AIM:
Leave out the pictures and transcribe the rest of the records exactly.

==================================================

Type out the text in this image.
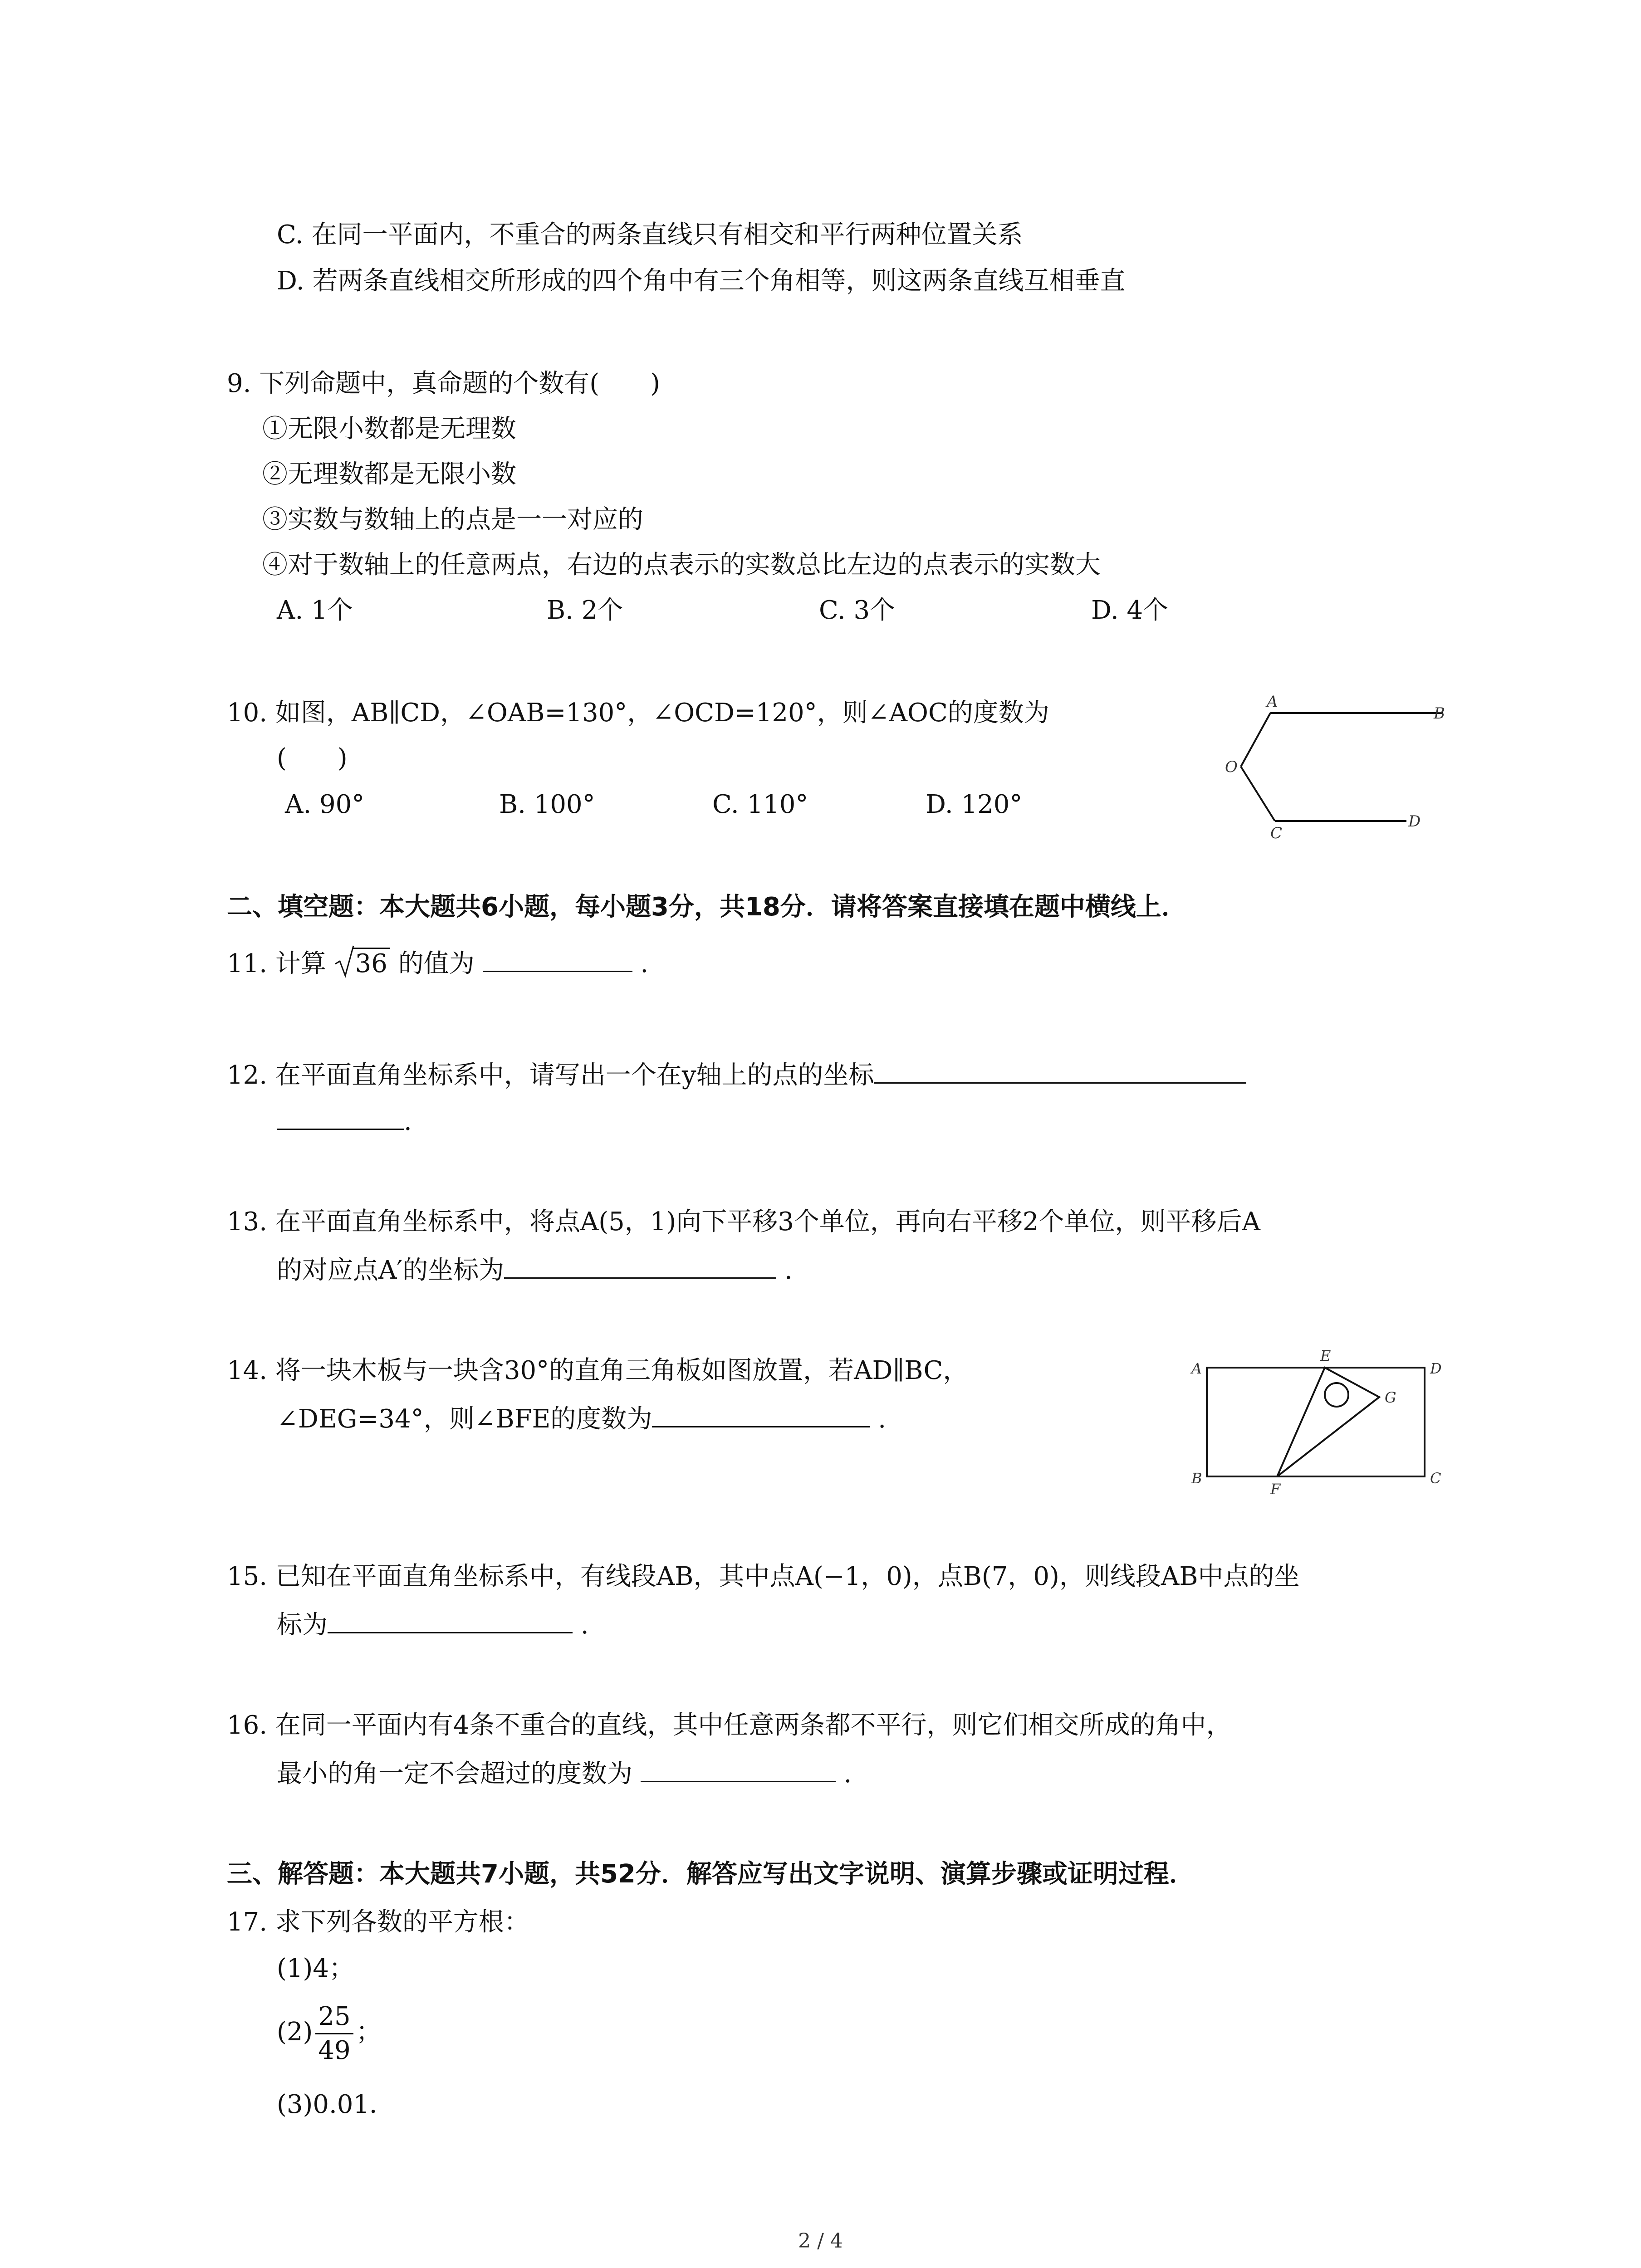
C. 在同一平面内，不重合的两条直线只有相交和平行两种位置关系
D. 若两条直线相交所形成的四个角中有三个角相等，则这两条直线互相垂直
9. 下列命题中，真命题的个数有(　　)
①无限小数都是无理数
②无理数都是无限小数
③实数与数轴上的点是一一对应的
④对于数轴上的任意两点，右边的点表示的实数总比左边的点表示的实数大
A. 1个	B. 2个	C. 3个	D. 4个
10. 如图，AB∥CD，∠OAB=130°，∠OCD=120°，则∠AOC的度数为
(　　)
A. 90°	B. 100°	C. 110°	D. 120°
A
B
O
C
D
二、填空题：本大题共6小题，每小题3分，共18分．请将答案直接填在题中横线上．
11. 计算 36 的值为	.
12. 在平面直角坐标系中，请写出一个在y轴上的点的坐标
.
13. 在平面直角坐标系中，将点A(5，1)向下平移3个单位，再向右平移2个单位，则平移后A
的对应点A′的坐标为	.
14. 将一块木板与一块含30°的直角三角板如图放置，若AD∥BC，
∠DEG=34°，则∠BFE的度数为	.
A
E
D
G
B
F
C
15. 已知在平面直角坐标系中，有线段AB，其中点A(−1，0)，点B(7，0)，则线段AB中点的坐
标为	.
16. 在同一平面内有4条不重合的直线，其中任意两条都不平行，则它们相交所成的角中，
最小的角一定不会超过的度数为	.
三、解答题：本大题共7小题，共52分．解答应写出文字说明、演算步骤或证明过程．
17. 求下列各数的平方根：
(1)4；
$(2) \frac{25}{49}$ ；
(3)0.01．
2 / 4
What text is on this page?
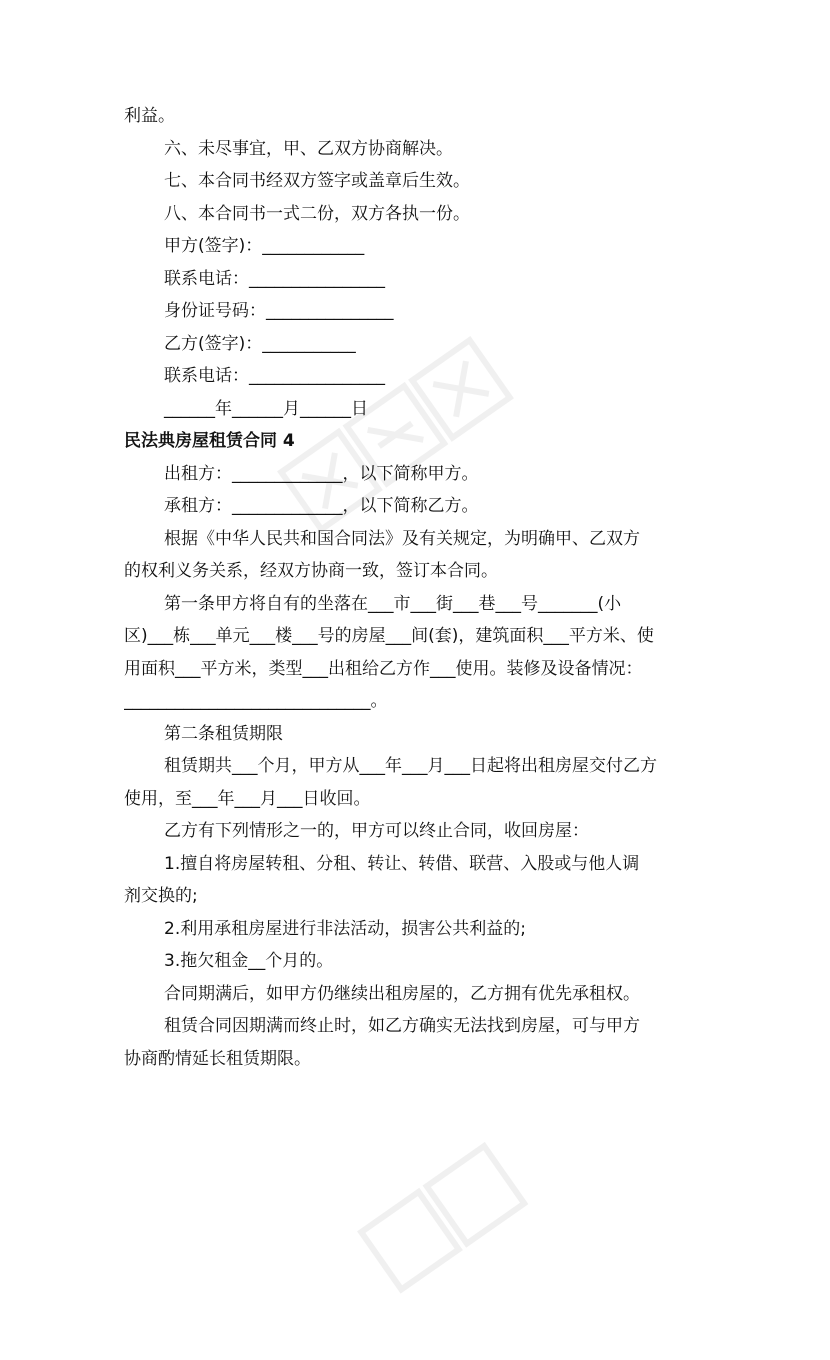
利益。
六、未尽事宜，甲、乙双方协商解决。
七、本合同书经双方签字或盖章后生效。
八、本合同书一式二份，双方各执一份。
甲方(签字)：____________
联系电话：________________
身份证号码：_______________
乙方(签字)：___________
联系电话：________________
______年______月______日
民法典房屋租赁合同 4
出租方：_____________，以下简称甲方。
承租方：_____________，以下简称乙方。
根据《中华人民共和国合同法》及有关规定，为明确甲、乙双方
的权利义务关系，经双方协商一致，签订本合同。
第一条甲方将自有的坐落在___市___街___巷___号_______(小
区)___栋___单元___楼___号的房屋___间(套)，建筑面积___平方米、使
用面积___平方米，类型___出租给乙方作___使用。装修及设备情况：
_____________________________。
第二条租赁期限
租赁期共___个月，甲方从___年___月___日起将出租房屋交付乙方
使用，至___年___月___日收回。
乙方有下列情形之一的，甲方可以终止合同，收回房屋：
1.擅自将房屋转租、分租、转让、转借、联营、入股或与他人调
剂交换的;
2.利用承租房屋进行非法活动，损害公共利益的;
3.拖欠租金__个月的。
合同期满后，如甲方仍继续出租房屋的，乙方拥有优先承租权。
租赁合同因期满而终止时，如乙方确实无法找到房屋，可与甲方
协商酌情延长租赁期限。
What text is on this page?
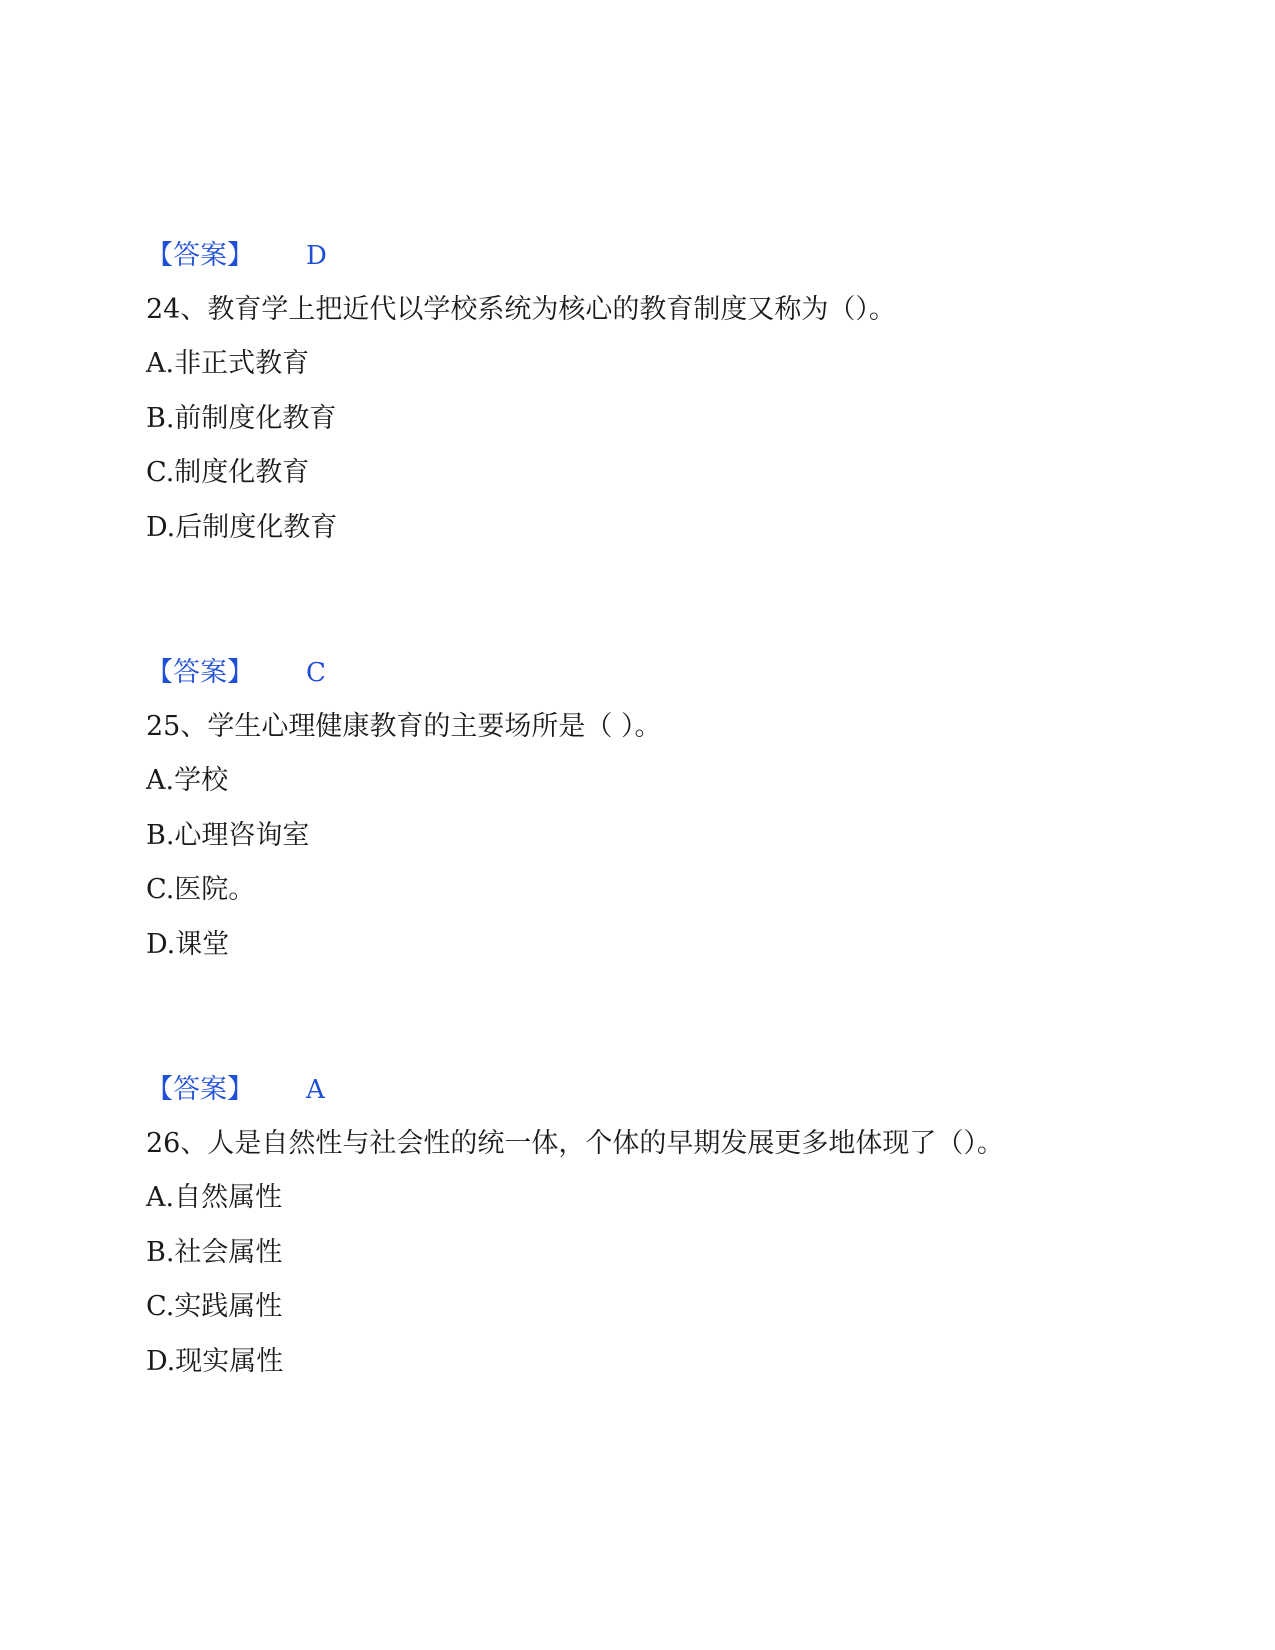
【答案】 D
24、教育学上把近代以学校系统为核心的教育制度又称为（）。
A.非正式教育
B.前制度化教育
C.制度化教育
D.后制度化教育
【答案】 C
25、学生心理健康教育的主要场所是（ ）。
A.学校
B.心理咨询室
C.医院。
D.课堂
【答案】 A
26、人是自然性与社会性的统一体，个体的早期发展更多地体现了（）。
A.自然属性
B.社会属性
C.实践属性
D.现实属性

==================================================

SOLUTION TO THIS PROBLEM:
Type out the text in this image.
C. 在同一平面内，不重合的两条直线只有相交和平行两种位置关系
D. 若两条直线相交所形成的四个角中有三个角相等，则这两条直线互相垂直
9. 下列命题中，真命题的个数有(　　)
①无限小数都是无理数
②无理数都是无限小数
③实数与数轴上的点是一一对应的
④对于数轴上的任意两点，右边的点表示的实数总比左边的点表示的实数大
A. 1个	B. 2个	C. 3个	D. 4个
10. 如图，AB∥CD，∠OAB=130°，∠OCD=120°，则∠AOC的度数为
(　　)
A. 90°	B. 100°	C. 110°	D. 120°
A
B
O
C
D
二、填空题：本大题共6小题，每小题3分，共18分．请将答案直接填在题中横线上．
11. 计算 36 的值为	.
12. 在平面直角坐标系中，请写出一个在y轴上的点的坐标
.
13. 在平面直角坐标系中，将点A(5，1)向下平移3个单位，再向右平移2个单位，则平移后A
的对应点A′的坐标为	.
14. 将一块木板与一块含30°的直角三角板如图放置，若AD∥BC，
∠DEG=34°，则∠BFE的度数为	.
A
E
D
G
B
F
C
15. 已知在平面直角坐标系中，有线段AB，其中点A(−1，0)，点B(7，0)，则线段AB中点的坐
标为	.
16. 在同一平面内有4条不重合的直线，其中任意两条都不平行，则它们相交所成的角中，
最小的角一定不会超过的度数为	.
三、解答题：本大题共7小题，共52分．解答应写出文字说明、演算步骤或证明过程．
17. 求下列各数的平方根：
(1)4；
$(2) \frac{25}{49}$ ；
(3)0.01．
2 / 4
What text is on this page?
利益。
六、未尽事宜，甲、乙双方协商解决。
七、本合同书经双方签字或盖章后生效。
八、本合同书一式二份，双方各执一份。
甲方(签字)：____________
联系电话：________________
身份证号码：_______________
乙方(签字)：___________
联系电话：________________
______年______月______日
民法典房屋租赁合同 4
出租方：_____________，以下简称甲方。
承租方：_____________，以下简称乙方。
根据《中华人民共和国合同法》及有关规定，为明确甲、乙双方
的权利义务关系，经双方协商一致，签订本合同。
第一条甲方将自有的坐落在___市___街___巷___号_______(小
区)___栋___单元___楼___号的房屋___间(套)，建筑面积___平方米、使
用面积___平方米，类型___出租给乙方作___使用。装修及设备情况：
_____________________________。
第二条租赁期限
租赁期共___个月，甲方从___年___月___日起将出租房屋交付乙方
使用，至___年___月___日收回。
乙方有下列情形之一的，甲方可以终止合同，收回房屋：
1.擅自将房屋转租、分租、转让、转借、联营、入股或与他人调
剂交换的;
2.利用承租房屋进行非法活动，损害公共利益的;
3.拖欠租金__个月的。
合同期满后，如甲方仍继续出租房屋的，乙方拥有优先承租权。
租赁合同因期满而终止时，如乙方确实无法找到房屋，可与甲方
协商酌情延长租赁期限。
What text is on this page?
【答案】 D
24、教育学上把近代以学校系统为核心的教育制度又称为（）。
A.非正式教育
B.前制度化教育
C.制度化教育
D.后制度化教育
【答案】 C
25、学生心理健康教育的主要场所是（ ）。
A.学校
B.心理咨询室
C.医院。
D.课堂
【答案】 A
26、人是自然性与社会性的统一体，个体的早期发展更多地体现了（）。
A.自然属性
B.社会属性
C.实践属性
D.现实属性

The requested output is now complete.